## Exercise prompt
Scan the records and identify every line in which the string "settled" occurs, then return those lines.

## Exercise materials
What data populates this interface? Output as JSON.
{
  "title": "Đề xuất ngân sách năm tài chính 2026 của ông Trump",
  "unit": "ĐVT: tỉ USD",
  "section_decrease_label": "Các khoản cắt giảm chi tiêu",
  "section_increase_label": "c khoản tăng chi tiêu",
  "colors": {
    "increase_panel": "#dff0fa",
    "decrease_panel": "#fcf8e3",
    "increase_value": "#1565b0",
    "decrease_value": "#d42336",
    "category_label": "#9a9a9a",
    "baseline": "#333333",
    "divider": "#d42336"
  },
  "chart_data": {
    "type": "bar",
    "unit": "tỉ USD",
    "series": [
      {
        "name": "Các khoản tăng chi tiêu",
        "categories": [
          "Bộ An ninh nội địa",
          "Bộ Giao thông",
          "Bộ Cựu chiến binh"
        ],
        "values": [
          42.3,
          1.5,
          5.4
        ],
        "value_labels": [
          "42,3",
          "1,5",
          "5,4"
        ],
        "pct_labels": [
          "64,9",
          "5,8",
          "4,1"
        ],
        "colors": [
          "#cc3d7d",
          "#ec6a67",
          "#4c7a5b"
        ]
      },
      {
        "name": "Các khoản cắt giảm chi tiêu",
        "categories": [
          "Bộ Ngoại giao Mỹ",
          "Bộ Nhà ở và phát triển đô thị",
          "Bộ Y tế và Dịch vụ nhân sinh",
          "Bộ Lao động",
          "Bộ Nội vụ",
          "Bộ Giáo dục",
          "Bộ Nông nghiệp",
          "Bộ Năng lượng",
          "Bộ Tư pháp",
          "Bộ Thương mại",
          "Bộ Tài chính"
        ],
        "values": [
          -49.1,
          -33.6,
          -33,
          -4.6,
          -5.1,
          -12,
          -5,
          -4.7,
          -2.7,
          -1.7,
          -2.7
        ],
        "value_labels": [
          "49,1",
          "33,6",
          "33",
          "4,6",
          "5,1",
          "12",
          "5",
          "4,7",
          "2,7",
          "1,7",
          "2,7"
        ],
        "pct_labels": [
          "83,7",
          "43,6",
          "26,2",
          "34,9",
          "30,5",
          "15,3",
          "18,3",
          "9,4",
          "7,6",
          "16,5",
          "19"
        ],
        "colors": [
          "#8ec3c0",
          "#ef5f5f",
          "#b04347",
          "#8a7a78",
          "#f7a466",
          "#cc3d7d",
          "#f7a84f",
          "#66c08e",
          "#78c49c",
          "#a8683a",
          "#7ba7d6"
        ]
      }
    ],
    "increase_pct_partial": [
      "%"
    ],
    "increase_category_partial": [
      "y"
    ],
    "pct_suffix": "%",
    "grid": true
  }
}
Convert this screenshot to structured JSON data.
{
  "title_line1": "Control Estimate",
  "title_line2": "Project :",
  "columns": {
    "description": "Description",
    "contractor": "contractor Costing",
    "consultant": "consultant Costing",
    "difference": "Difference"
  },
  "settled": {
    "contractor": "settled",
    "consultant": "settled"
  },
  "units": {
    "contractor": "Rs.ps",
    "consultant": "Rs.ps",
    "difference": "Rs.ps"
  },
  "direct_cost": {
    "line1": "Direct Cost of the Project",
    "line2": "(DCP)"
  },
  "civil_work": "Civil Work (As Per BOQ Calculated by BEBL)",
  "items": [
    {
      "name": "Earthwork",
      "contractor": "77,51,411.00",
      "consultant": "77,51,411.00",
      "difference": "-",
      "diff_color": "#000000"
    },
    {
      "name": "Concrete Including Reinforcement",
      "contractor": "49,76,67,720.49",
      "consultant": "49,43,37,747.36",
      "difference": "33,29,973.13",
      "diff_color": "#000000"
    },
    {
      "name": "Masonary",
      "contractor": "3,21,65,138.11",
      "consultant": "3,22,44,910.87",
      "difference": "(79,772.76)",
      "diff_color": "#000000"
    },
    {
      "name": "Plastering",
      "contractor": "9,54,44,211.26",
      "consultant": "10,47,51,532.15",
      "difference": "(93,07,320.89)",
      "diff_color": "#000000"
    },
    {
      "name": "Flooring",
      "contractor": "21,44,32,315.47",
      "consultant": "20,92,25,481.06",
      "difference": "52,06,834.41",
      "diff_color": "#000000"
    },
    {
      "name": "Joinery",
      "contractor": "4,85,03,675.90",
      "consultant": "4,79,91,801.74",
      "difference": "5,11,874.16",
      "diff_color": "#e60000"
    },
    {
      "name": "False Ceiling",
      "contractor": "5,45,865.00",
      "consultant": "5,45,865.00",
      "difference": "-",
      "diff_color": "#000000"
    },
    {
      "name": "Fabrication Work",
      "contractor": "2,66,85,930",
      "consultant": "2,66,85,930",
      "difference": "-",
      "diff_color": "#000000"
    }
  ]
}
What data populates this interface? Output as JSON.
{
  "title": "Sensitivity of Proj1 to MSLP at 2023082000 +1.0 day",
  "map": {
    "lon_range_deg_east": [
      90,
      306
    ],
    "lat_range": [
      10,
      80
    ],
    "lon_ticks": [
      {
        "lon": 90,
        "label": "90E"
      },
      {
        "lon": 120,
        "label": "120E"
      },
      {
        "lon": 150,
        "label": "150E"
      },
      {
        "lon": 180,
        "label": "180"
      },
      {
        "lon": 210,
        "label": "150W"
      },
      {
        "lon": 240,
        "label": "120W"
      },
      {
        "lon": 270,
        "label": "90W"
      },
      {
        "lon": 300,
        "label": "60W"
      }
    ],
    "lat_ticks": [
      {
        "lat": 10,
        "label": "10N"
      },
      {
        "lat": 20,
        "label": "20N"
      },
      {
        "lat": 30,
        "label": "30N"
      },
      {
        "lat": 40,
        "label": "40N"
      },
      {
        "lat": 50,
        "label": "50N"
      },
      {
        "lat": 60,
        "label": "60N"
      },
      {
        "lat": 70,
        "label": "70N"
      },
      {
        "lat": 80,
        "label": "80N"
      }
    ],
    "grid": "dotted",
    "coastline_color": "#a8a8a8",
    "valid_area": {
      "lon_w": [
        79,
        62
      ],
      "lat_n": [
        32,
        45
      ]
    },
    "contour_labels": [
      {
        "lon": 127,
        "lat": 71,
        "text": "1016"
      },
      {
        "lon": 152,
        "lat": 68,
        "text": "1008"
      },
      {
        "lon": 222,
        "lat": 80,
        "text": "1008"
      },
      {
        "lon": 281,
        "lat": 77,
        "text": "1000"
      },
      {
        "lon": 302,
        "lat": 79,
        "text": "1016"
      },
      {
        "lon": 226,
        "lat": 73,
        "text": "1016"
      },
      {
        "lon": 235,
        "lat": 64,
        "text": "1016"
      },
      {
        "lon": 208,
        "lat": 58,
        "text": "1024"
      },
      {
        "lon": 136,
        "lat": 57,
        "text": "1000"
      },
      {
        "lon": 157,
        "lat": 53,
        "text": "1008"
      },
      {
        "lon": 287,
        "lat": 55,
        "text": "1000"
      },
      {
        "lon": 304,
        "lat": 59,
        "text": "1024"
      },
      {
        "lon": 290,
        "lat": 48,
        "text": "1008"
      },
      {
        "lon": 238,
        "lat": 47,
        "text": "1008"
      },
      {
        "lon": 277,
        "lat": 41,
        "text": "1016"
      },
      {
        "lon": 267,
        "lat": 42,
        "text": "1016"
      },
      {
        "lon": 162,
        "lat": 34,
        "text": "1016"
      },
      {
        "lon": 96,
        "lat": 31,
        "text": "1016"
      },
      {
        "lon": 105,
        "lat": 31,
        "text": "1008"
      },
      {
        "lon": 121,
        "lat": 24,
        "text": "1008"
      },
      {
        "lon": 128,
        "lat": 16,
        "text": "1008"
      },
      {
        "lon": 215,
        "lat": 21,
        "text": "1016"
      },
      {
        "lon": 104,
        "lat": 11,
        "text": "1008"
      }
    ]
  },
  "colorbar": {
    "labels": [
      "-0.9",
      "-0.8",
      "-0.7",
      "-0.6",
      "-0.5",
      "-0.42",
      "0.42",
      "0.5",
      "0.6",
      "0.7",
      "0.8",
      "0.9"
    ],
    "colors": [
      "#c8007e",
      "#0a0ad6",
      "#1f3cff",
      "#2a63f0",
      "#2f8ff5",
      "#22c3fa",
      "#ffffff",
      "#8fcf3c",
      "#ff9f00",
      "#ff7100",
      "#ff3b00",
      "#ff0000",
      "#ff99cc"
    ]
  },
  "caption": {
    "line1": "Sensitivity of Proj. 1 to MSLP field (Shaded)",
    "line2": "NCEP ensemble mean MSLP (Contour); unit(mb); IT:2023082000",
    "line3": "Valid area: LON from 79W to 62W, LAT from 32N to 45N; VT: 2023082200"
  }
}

## Correct result
  "settled": {
    "contractor": "settled",
    "consultant": "settled"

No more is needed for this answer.